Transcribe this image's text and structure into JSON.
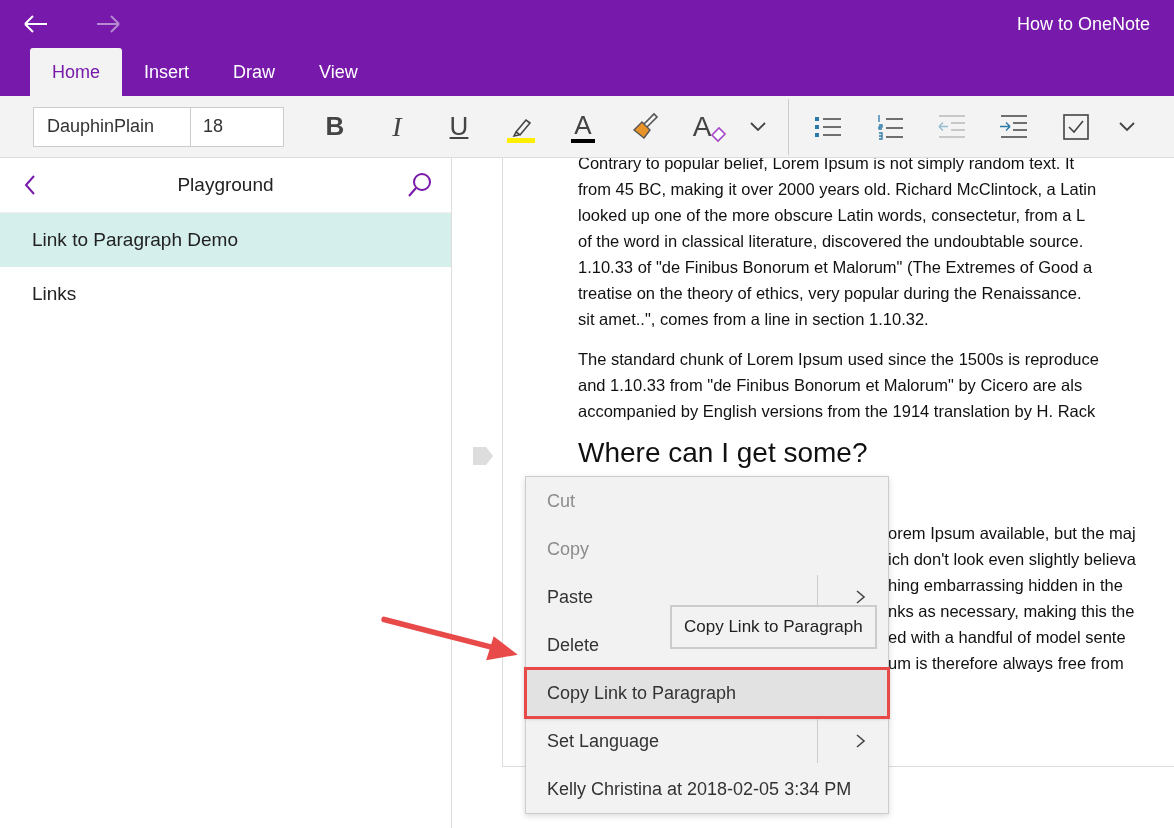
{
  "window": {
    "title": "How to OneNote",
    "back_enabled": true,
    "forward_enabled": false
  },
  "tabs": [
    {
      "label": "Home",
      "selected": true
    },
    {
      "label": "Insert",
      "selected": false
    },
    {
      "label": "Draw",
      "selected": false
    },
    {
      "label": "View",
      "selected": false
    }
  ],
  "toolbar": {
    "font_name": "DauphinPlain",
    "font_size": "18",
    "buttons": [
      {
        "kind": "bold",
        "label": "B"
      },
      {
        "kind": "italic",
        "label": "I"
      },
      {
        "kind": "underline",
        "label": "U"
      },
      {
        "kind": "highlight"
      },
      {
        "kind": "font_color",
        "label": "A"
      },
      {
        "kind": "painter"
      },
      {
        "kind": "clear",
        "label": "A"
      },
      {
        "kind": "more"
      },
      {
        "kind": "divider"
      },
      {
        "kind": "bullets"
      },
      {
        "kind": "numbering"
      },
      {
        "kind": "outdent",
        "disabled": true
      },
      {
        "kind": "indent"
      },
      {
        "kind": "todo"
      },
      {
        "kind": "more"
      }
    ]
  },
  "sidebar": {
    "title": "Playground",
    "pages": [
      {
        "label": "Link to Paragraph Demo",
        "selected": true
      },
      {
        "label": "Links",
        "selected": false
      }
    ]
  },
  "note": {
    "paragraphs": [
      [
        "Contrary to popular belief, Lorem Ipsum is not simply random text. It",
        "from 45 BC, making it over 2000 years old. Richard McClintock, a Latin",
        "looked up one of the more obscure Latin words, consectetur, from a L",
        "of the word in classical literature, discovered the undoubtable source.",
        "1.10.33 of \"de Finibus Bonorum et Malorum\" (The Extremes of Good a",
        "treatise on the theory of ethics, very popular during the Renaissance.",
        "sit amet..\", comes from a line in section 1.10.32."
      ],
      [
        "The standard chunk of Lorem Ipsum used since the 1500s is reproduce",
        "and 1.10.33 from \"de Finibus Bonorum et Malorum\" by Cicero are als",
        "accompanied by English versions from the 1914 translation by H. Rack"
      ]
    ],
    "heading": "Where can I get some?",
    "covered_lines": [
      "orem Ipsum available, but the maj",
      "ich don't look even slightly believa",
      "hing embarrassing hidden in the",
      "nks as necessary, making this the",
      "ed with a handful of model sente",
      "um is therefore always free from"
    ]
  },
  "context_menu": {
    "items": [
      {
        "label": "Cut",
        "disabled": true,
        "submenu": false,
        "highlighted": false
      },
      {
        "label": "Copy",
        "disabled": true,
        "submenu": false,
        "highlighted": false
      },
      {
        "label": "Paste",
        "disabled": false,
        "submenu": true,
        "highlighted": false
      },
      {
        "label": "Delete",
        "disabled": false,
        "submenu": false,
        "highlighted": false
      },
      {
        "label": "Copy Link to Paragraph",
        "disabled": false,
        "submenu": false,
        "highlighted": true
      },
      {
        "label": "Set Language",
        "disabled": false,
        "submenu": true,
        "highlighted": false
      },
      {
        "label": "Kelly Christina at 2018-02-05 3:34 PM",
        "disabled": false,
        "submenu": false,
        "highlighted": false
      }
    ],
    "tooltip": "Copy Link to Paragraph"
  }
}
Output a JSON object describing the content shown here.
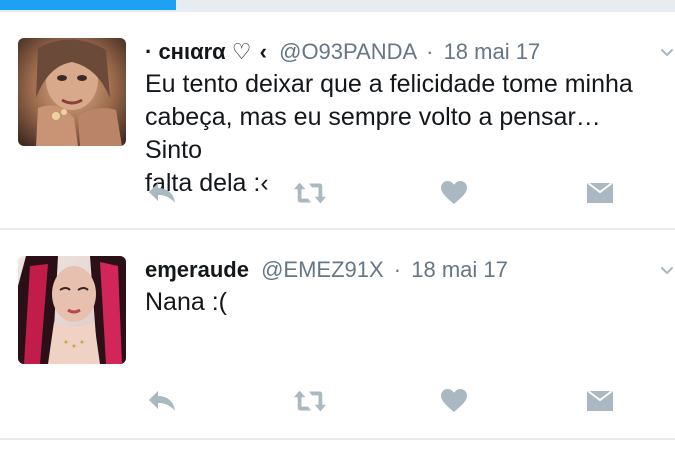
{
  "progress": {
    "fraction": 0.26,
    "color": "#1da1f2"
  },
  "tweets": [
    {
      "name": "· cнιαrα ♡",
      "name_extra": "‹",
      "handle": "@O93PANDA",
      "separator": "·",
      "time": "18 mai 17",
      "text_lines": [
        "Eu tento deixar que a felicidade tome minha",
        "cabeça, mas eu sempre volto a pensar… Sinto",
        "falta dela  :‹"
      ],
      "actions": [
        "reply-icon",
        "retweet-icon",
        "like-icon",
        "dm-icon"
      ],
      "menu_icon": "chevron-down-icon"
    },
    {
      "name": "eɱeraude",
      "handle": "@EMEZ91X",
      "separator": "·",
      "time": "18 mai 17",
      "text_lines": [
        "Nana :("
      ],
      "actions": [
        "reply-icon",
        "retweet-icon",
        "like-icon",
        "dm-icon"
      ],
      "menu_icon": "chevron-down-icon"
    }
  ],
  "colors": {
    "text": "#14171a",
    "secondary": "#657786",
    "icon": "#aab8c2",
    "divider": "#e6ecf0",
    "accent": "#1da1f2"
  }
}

WHAT YOU HAVE TO DO:
Copy out each line exactly, without the pictures.

WRITTEN SOLUTION:
Transcribe this image's text and structure into JSON.
{
  "window": {
    "title": "How to OneNote",
    "back_enabled": true,
    "forward_enabled": false
  },
  "tabs": [
    {
      "label": "Home",
      "selected": true
    },
    {
      "label": "Insert",
      "selected": false
    },
    {
      "label": "Draw",
      "selected": false
    },
    {
      "label": "View",
      "selected": false
    }
  ],
  "toolbar": {
    "font_name": "DauphinPlain",
    "font_size": "18",
    "buttons": [
      {
        "kind": "bold",
        "label": "B"
      },
      {
        "kind": "italic",
        "label": "I"
      },
      {
        "kind": "underline",
        "label": "U"
      },
      {
        "kind": "highlight"
      },
      {
        "kind": "font_color",
        "label": "A"
      },
      {
        "kind": "painter"
      },
      {
        "kind": "clear",
        "label": "A"
      },
      {
        "kind": "more"
      },
      {
        "kind": "divider"
      },
      {
        "kind": "bullets"
      },
      {
        "kind": "numbering"
      },
      {
        "kind": "outdent",
        "disabled": true
      },
      {
        "kind": "indent"
      },
      {
        "kind": "todo"
      },
      {
        "kind": "more"
      }
    ]
  },
  "sidebar": {
    "title": "Playground",
    "pages": [
      {
        "label": "Link to Paragraph Demo",
        "selected": true
      },
      {
        "label": "Links",
        "selected": false
      }
    ]
  },
  "note": {
    "paragraphs": [
      [
        "Contrary to popular belief, Lorem Ipsum is not simply random text. It",
        "from 45 BC, making it over 2000 years old. Richard McClintock, a Latin",
        "looked up one of the more obscure Latin words, consectetur, from a L",
        "of the word in classical literature, discovered the undoubtable source.",
        "1.10.33 of \"de Finibus Bonorum et Malorum\" (The Extremes of Good a",
        "treatise on the theory of ethics, very popular during the Renaissance.",
        "sit amet..\", comes from a line in section 1.10.32."
      ],
      [
        "The standard chunk of Lorem Ipsum used since the 1500s is reproduce",
        "and 1.10.33 from \"de Finibus Bonorum et Malorum\" by Cicero are als",
        "accompanied by English versions from the 1914 translation by H. Rack"
      ]
    ],
    "heading": "Where can I get some?",
    "covered_lines": [
      "orem Ipsum available, but the maj",
      "ich don't look even slightly believa",
      "hing embarrassing hidden in the",
      "nks as necessary, making this the",
      "ed with a handful of model sente",
      "um is therefore always free from"
    ]
  },
  "context_menu": {
    "items": [
      {
        "label": "Cut",
        "disabled": true,
        "submenu": false,
        "highlighted": false
      },
      {
        "label": "Copy",
        "disabled": true,
        "submenu": false,
        "highlighted": false
      },
      {
        "label": "Paste",
        "disabled": false,
        "submenu": true,
        "highlighted": false
      },
      {
        "label": "Delete",
        "disabled": false,
        "submenu": false,
        "highlighted": false
      },
      {
        "label": "Copy Link to Paragraph",
        "disabled": false,
        "submenu": false,
        "highlighted": true
      },
      {
        "label": "Set Language",
        "disabled": false,
        "submenu": true,
        "highlighted": false
      },
      {
        "label": "Kelly Christina at 2018-02-05 3:34 PM",
        "disabled": false,
        "submenu": false,
        "highlighted": false
      }
    ],
    "tooltip": "Copy Link to Paragraph"
  }
}
Output a JSON object describing the content shown here.
{
  "progress": {
    "fraction": 0.26,
    "color": "#1da1f2"
  },
  "tweets": [
    {
      "name": "· cнιαrα ♡",
      "name_extra": "‹",
      "handle": "@O93PANDA",
      "separator": "·",
      "time": "18 mai 17",
      "text_lines": [
        "Eu tento deixar que a felicidade tome minha",
        "cabeça, mas eu sempre volto a pensar… Sinto",
        "falta dela  :‹"
      ],
      "actions": [
        "reply-icon",
        "retweet-icon",
        "like-icon",
        "dm-icon"
      ],
      "menu_icon": "chevron-down-icon"
    },
    {
      "name": "eɱeraude",
      "handle": "@EMEZ91X",
      "separator": "·",
      "time": "18 mai 17",
      "text_lines": [
        "Nana :("
      ],
      "actions": [
        "reply-icon",
        "retweet-icon",
        "like-icon",
        "dm-icon"
      ],
      "menu_icon": "chevron-down-icon"
    }
  ],
  "colors": {
    "text": "#14171a",
    "secondary": "#657786",
    "icon": "#aab8c2",
    "divider": "#e6ecf0",
    "accent": "#1da1f2"
  }
}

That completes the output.